[Figure collection entries]
━━━

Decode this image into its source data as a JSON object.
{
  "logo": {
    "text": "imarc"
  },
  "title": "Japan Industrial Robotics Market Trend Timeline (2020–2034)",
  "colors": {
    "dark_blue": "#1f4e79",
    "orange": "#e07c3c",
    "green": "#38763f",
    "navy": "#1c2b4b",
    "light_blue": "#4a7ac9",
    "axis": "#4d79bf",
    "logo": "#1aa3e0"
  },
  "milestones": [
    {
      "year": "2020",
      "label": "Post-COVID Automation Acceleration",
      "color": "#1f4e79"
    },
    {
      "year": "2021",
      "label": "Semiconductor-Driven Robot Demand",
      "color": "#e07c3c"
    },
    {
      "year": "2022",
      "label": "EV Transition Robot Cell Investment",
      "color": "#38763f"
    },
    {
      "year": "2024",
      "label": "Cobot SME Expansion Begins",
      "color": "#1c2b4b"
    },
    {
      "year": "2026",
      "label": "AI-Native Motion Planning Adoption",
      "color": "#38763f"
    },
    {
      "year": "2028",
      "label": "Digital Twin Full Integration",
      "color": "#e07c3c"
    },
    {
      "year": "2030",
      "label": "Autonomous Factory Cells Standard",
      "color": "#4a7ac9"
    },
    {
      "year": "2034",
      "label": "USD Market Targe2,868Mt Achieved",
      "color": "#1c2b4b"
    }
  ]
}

━━━

THE PROBLEM
Write out all the records again, exactly as they appear.

ANSWER TO THE PROBLEM
Decode this image into its source data as a JSON object.
{
  "logo": {
    "text": "imarc"
  },
  "title": "Japan Industrial Robotics Market Trend Timeline (2020–2034)",
  "colors": {
    "dark_blue": "#1f4e79",
    "orange": "#e07c3c",
    "green": "#38763f",
    "navy": "#1c2b4b",
    "light_blue": "#4a7ac9",
    "axis": "#4d79bf",
    "logo": "#1aa3e0"
  },
  "milestones": [
    {
      "year": "2020",
      "label": "Post-COVID Automation Acceleration",
      "color": "#1f4e79"
    },
    {
      "year": "2021",
      "label": "Semiconductor-Driven Robot Demand",
      "color": "#e07c3c"
    },
    {
      "year": "2022",
      "label": "EV Transition Robot Cell Investment",
      "color": "#38763f"
    },
    {
      "year": "2024",
      "label": "Cobot SME Expansion Begins",
      "color": "#1c2b4b"
    },
    {
      "year": "2026",
      "label": "AI-Native Motion Planning Adoption",
      "color": "#38763f"
    },
    {
      "year": "2028",
      "label": "Digital Twin Full Integration",
      "color": "#e07c3c"
    },
    {
      "year": "2030",
      "label": "Autonomous Factory Cells Standard",
      "color": "#4a7ac9"
    },
    {
      "year": "2034",
      "label": "USD Market Targe2,868Mt Achieved",
      "color": "#1c2b4b"
    }
  ]
}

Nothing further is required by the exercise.